** Begin Page **

The second and first spectrograms 902, 901 may be individually segmented to identify, within each said spectrogram, a plurality of segments, for example based on similarity of audio characteristics within different parts of the particular spectrogram. Segmentation may comprise edge-based segmentation (e.g. by identifying boundaries in the spectrogram via identifying rapid changes in magnitude of time and frequency characteristics or points) or region-based (e.g. starting with seed locations and growing regions by adding neighbouring time and frequency points that have same or similar magnitudes) or other forms of segmentation.

The second spectrogram 902 is first segmented such as to identify a set of segments 912 (second set of segments); the second set of segments comprises six segments. The first spectrogram 901 is segmented such as to identify a set of segments 911 (first set of segments); the first set of segments comprises five segments.

The second set of segments 912 includes an additional segment 910 compared to the first set of segments 911 which reflects, in this relatively simple example, some captured motion characteristics.

** End Page **
** Begin Data lines **

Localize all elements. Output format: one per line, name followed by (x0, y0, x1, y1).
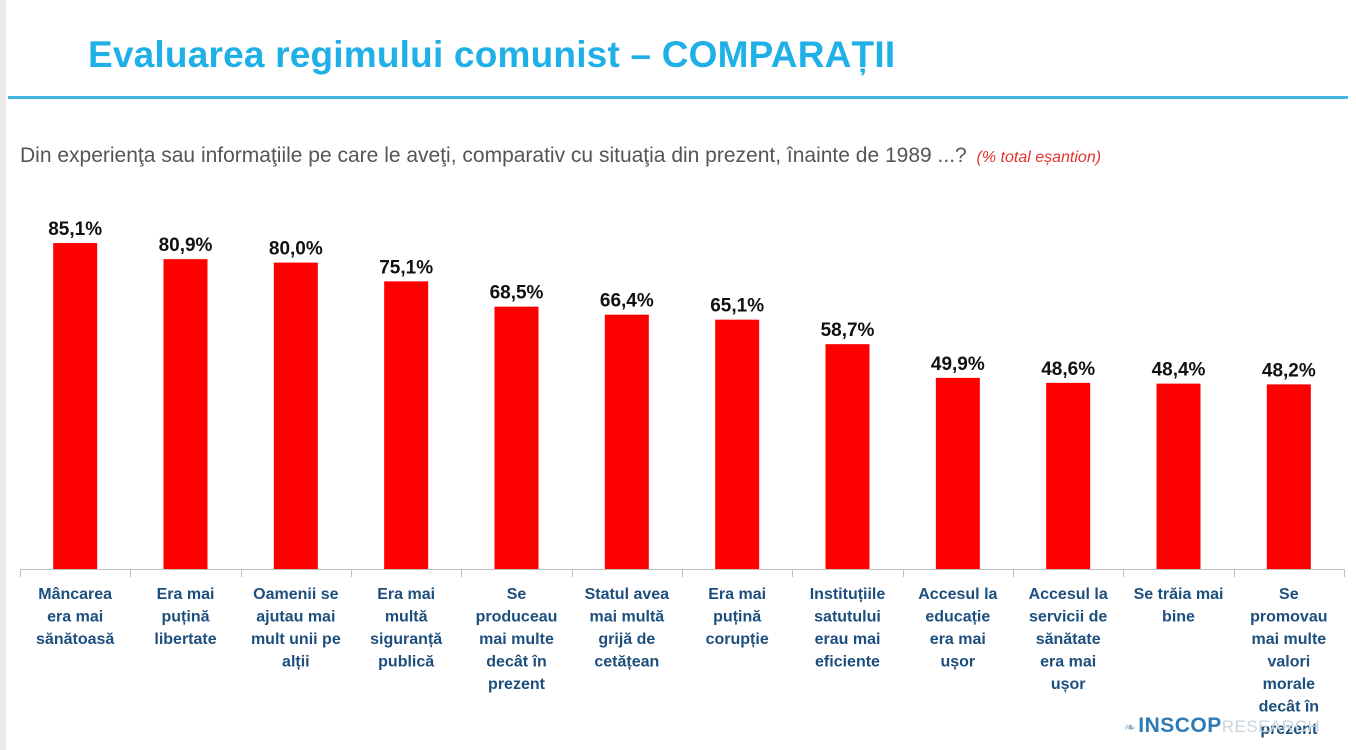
logo-sub: RESEARCH (1221, 717, 1321, 736)
value-label-9: 49,9% (931, 354, 985, 375)
value-label-1: 85,1% (48, 219, 102, 240)
title-divider (8, 96, 1348, 99)
value-label-7: 65,1% (710, 296, 764, 317)
value-label-3: 80,0% (269, 239, 323, 260)
sample-note: (% total eșantion) (976, 149, 1102, 166)
value-label-4: 75,1% (379, 257, 433, 278)
value-label-8: 58,7% (821, 320, 875, 341)
bar-11 (1156, 383, 1201, 569)
leaf-icon: ❧ (1124, 719, 1137, 735)
survey-question: Din experienţa sau informaţiile pe care … (20, 144, 1101, 168)
category-label-7: Era mai puțină corupție (706, 586, 769, 648)
bar-3 (273, 262, 318, 569)
category-label-10: Accesul la servicii de sănătate era mai ușor (1029, 586, 1108, 693)
bar-8 (825, 344, 870, 569)
inscop-logo: ❧INSCOPRESEARCH (1124, 714, 1320, 738)
category-label-5: Se produceau mai multe decât în prezent (476, 586, 558, 693)
category-label-2: Era mai puțină libertate (154, 586, 216, 648)
value-label-11: 48,4% (1152, 360, 1206, 381)
bar-9 (935, 377, 980, 569)
logo-name: INSCOP (1138, 714, 1222, 737)
bar-12 (1266, 384, 1311, 569)
value-label-12: 48,2% (1262, 360, 1316, 381)
bar-4 (384, 281, 429, 569)
slide-title: Evaluarea regimului comunist – COMPARAȚI… (88, 34, 896, 75)
bar-6 (604, 314, 649, 569)
bar-1 (53, 243, 98, 569)
bar-5 (494, 306, 539, 569)
value-label-10: 48,6% (1041, 359, 1095, 380)
category-label-4: Era mai multă siguranță publică (370, 586, 442, 671)
value-label-6: 66,4% (600, 291, 654, 312)
bar-10 (1046, 382, 1091, 569)
value-label-5: 68,5% (490, 283, 544, 304)
category-label-1: Mâncarea era mai sănătoasă (36, 586, 114, 648)
category-label-8: Instituțiile satutului erau mai eficiente (810, 586, 886, 671)
bar-2 (163, 259, 208, 569)
category-label-12: Se promovau mai multe valori morale decât în p… (1250, 586, 1327, 738)
question-text: Din experienţa sau informaţiile pe care … (20, 144, 967, 167)
category-label-9: Accesul la educație era mai ușor (918, 586, 997, 671)
category-label-3: Oamenii se ajutau mai mult unii pe alții (251, 586, 341, 671)
bar-7 (715, 319, 760, 569)
value-label-2: 80,9% (159, 235, 213, 256)
category-label-11: Se trăia mai bine (1134, 586, 1224, 626)
category-label-6: Statul avea mai multă grijă de cetățean (585, 586, 670, 671)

** End Data lines **

• **Tasks**:
1. According to the spectrogram segmentation passage, how many segments are in the second set of segments?
2. Pick up the spectrogram segmentation passage after its final sentence and continue it.
The saved entries have no connection to the spectrogram segmentation passage.

• **Expected outputs**:
1. Six segments.

2.
Referring now to FIG. 10, the second and first sets of segments 912, 913 may be combined (overlaid) to identify a first set of common segments 1002, labelled A-F.

Referring back to FIG. 9, the third spectrogram 903, associated with the least exposed audio signal, A₃, is segmented such as to identify a set of segments 913 (third set of segments); the third set of segments comprises five segments that happen to be near identical to the first set of segments 911.

Referring again to FIG. 10, the third set of segments 913 may be combined (overlaid) with the first set of common segments 1002 set to identify an updated, second set of common segments 1004. In this case, no new common segments are identified, but, in other cases where the third set of segments 913 differ even only slightly from the first and/or second set of segments 911, 912, one or more new segments would be identified in this step.

This above segmentation process may be repeated in turn for further spectrograms S, if any.

In the present example, there are no further spectrograms and hence the second set of common segments 1004 is used for subsequent processing.

In accordance with the sixth operation 606, dissimilarity values, &A-8F, for each of the first, second and third spectrograms 901, 902, 903 may be computed for each of the common segments A-F.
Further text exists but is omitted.